━━ RECORD SET ━━

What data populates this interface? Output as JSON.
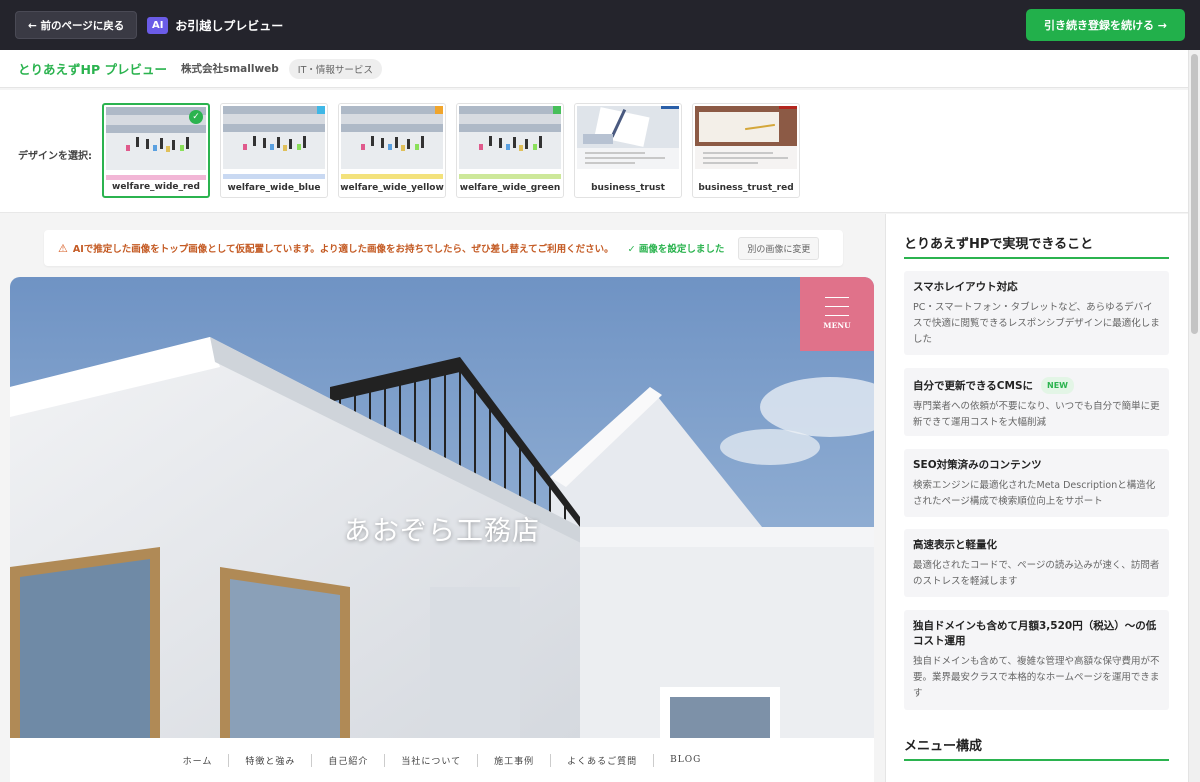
{
  "topbar": {
    "back_label": "← 前のページに戻る",
    "ai_badge": "AI",
    "title": "お引越しプレビュー",
    "continue_label": "引き続き登録を続ける →"
  },
  "header": {
    "title": "とりあえずHP プレビュー",
    "company": "株式会社smallweb",
    "industry": "IT・情報サービス"
  },
  "picker": {
    "label": "デザインを選択:",
    "designs": [
      {
        "name": "welfare_wide_red",
        "accent": "#e8748d",
        "stripe": "#f2b6d6",
        "selected": true
      },
      {
        "name": "welfare_wide_blue",
        "accent": "#3fb7e6",
        "stripe": "#c9d9f2",
        "selected": false
      },
      {
        "name": "welfare_wide_yellow",
        "accent": "#f0a52c",
        "stripe": "#f3e27c",
        "selected": false
      },
      {
        "name": "welfare_wide_green",
        "accent": "#47bf5a",
        "stripe": "#cde89a",
        "selected": false
      },
      {
        "name": "business_trust",
        "accent": "#2a5fa8",
        "stripe": "#ffffff",
        "selected": false
      },
      {
        "name": "business_trust_red",
        "accent": "#b3261e",
        "stripe": "#ffffff",
        "selected": false
      }
    ]
  },
  "notice": {
    "warning": "AIで推定した画像をトップ画像として仮配置しています。より適した画像をお持ちでしたら、ぜひ差し替えてご利用ください。",
    "ok": "✓ 画像を設定しました",
    "change_label": "別の画像に変更"
  },
  "site": {
    "name": "あおぞら工務店",
    "menu_label": "MENU",
    "nav": [
      "ホーム",
      "特徴と強み",
      "自己紹介",
      "当社について",
      "施工事例",
      "よくあるご質問",
      "BLOG"
    ]
  },
  "sidebar": {
    "heading": "とりあえずHPで実現できること",
    "features": [
      {
        "title": "スマホレイアウト対応",
        "desc": "PC・スマートフォン・タブレットなど、あらゆるデバイスで快適に閲覧できるレスポンシブデザインに最適化しました"
      },
      {
        "title": "自分で更新できるCMSに",
        "badge": "NEW",
        "desc": "専門業者への依頼が不要になり、いつでも自分で簡単に更新できて運用コストを大幅削減"
      },
      {
        "title": "SEO対策済みのコンテンツ",
        "desc": "検索エンジンに最適化されたMeta Descriptionと構造化されたページ構成で検索順位向上をサポート"
      },
      {
        "title": "高速表示と軽量化",
        "desc": "最適化されたコードで、ページの読み込みが速く、訪問者のストレスを軽減します"
      },
      {
        "title": "独自ドメインも含めて月額3,520円（税込）〜の低コスト運用",
        "desc": "独自ドメインも含めて、複雑な管理や高額な保守費用が不要。業界最安クラスで本格的なホームページを運用できます"
      }
    ],
    "menu_heading": "メニュー構成"
  },
  "colors": {
    "brand_green": "#2bb34f",
    "menu_pink": "#e0728a",
    "topbar_dark": "#24242c",
    "ai_purple": "#6b5ce7"
  }
}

━━━

TASK DETAILS ▸ Copy the material above in full and exactly, skipping pictures.

SOLUTION ▸
What data populates this interface? Output as JSON.
{
  "topbar": {
    "back_label": "← 前のページに戻る",
    "ai_badge": "AI",
    "title": "お引越しプレビュー",
    "continue_label": "引き続き登録を続ける →"
  },
  "header": {
    "title": "とりあえずHP プレビュー",
    "company": "株式会社smallweb",
    "industry": "IT・情報サービス"
  },
  "picker": {
    "label": "デザインを選択:",
    "designs": [
      {
        "name": "welfare_wide_red",
        "accent": "#e8748d",
        "stripe": "#f2b6d6",
        "selected": true
      },
      {
        "name": "welfare_wide_blue",
        "accent": "#3fb7e6",
        "stripe": "#c9d9f2",
        "selected": false
      },
      {
        "name": "welfare_wide_yellow",
        "accent": "#f0a52c",
        "stripe": "#f3e27c",
        "selected": false
      },
      {
        "name": "welfare_wide_green",
        "accent": "#47bf5a",
        "stripe": "#cde89a",
        "selected": false
      },
      {
        "name": "business_trust",
        "accent": "#2a5fa8",
        "stripe": "#ffffff",
        "selected": false
      },
      {
        "name": "business_trust_red",
        "accent": "#b3261e",
        "stripe": "#ffffff",
        "selected": false
      }
    ]
  },
  "notice": {
    "warning": "AIで推定した画像をトップ画像として仮配置しています。より適した画像をお持ちでしたら、ぜひ差し替えてご利用ください。",
    "ok": "✓ 画像を設定しました",
    "change_label": "別の画像に変更"
  },
  "site": {
    "name": "あおぞら工務店",
    "menu_label": "MENU",
    "nav": [
      "ホーム",
      "特徴と強み",
      "自己紹介",
      "当社について",
      "施工事例",
      "よくあるご質問",
      "BLOG"
    ]
  },
  "sidebar": {
    "heading": "とりあえずHPで実現できること",
    "features": [
      {
        "title": "スマホレイアウト対応",
        "desc": "PC・スマートフォン・タブレットなど、あらゆるデバイスで快適に閲覧できるレスポンシブデザインに最適化しました"
      },
      {
        "title": "自分で更新できるCMSに",
        "badge": "NEW",
        "desc": "専門業者への依頼が不要になり、いつでも自分で簡単に更新できて運用コストを大幅削減"
      },
      {
        "title": "SEO対策済みのコンテンツ",
        "desc": "検索エンジンに最適化されたMeta Descriptionと構造化されたページ構成で検索順位向上をサポート"
      },
      {
        "title": "高速表示と軽量化",
        "desc": "最適化されたコードで、ページの読み込みが速く、訪問者のストレスを軽減します"
      },
      {
        "title": "独自ドメインも含めて月額3,520円（税込）〜の低コスト運用",
        "desc": "独自ドメインも含めて、複雑な管理や高額な保守費用が不要。業界最安クラスで本格的なホームページを運用できます"
      }
    ],
    "menu_heading": "メニュー構成"
  },
  "colors": {
    "brand_green": "#2bb34f",
    "menu_pink": "#e0728a",
    "topbar_dark": "#24242c",
    "ai_purple": "#6b5ce7"
  }
}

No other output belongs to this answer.